小課題 1: 初薬師についての文章によると、薬師堂の薬師如来像はどのくらいの間隔でご開帳されますか。
小課題 2: 初薬師についての文章を、最後の文の後から書き継いでください。

本文抜粋:
-*-*-

一年の最初の縁日で「初薬師(八日薬師)」と言われ、屋台が立ち並ぶ地域の祭りです。宗教家ではない私でも、縁起を担ぎたくなります。

薬師如来は病気を治す仏で、医王山の「医王」とは、まさに薬師如来を指します。

さて、鐘の音が、地域にはじまりを告げます。

この薬師堂には、西野浦の海中から応永13年(1406)に引き揚げられたと伝えられる薬師如来像が安置されています。

漁師さんたちには、海の守護仏としての信仰が厚いという。この薬師如来像は10年に一度、ご開帳されます。残念ながら、しばらくは拝見できません。

さて、法要がはじまります。大般若法要です。

大般若の経典は、6億4,000万字・600巻におよぶ膨大な経典。この経典を供養すれば、幸福がもたらされるということで、古くから除災招福・国家安泰を願い、盛んに供養されてきたそうです。

大般若のお経は、大体50巻ずつ12箱に納められ、法要では1箱を1人の僧侶が受け持つという。

声に出して、1巻を読み上げますと、約1時間はかかるとのこと。つまり、全600巻、1人あたり50巻を全て読み上げるとしましたら、2日間、飲まず食わずでやっと読み上げられるということになります。そこで、写真のような「転読」が行われます。

-*-*-

記録一覧:
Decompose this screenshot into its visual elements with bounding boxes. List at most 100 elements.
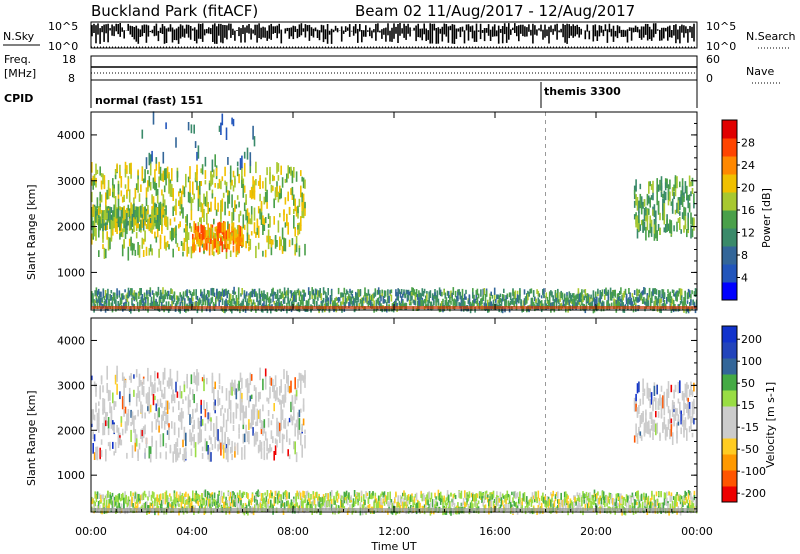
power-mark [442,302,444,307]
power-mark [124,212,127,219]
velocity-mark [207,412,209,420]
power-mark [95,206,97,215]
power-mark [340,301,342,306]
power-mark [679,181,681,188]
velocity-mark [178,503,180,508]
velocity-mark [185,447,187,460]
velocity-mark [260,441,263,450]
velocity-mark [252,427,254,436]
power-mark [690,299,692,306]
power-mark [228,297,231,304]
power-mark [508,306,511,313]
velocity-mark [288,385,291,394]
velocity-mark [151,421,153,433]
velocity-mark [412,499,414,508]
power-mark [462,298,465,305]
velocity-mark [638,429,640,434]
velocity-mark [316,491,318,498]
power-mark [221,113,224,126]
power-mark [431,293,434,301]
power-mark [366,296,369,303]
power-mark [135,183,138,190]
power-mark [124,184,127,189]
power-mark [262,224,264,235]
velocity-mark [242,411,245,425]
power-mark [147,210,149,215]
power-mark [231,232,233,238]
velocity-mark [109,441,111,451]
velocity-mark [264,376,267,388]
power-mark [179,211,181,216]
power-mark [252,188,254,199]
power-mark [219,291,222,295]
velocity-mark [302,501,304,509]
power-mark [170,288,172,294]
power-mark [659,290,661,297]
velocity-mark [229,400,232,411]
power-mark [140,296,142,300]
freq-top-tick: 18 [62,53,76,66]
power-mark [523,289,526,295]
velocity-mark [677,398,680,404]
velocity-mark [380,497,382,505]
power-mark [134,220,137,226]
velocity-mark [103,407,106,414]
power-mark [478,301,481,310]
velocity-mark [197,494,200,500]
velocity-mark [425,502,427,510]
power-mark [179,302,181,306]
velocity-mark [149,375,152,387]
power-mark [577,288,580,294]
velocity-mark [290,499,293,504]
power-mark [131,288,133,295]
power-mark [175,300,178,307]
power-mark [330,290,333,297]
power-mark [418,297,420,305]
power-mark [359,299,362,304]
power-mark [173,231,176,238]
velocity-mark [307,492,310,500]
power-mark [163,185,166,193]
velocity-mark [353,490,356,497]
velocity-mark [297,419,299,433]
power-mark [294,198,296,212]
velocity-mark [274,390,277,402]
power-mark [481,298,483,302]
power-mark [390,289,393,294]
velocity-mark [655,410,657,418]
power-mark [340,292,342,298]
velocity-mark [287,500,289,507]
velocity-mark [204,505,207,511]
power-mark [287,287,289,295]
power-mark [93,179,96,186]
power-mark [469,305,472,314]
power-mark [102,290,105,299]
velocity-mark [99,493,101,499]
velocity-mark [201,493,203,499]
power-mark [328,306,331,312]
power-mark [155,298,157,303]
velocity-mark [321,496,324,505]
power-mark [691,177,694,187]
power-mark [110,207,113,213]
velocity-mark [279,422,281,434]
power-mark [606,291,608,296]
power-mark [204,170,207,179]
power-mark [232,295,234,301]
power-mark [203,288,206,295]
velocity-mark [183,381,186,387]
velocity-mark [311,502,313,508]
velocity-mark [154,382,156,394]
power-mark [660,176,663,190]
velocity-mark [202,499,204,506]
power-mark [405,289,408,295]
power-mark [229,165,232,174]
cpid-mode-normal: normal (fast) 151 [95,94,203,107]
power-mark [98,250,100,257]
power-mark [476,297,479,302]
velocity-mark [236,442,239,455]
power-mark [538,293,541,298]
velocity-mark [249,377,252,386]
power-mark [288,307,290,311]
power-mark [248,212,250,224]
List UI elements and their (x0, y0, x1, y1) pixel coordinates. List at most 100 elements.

-*-*-

模範解答 1: 10年に一度です。

模範解答 2:
全てを読み上げることを「真読」といい、それに対し、主要なところを拾い読むことを「転読」といいます。経典はもともと巻物であったため、転ばして読んでいたことからとのこと。今は「折り本」をパタパタさせて、全てを読み上げたことに代えます。

最後に経巻をもって「降伏一切大魔最勝成就(こうぶくいっさいだいまさいしょうじょうじゅ)」と言いながら経巻で経机をたたきます。「全ての災いや悪を祓いとり除き、人々の願いをかなえて幸せに導いてほしい」という意味です。

参拝者の背中にも当てて、「お加持(災いを払い)」します。

さて、長くなりました。終わりになりますが、東光寺の八日薬師で使用される大般若経600巻は、ひとりの人が何年もかけて写経されたものということ。これは日本に5つしかない大変に貴重なものです。

あれ、なんだかパワーがみなぎってきました。また、一年がんばれそうです。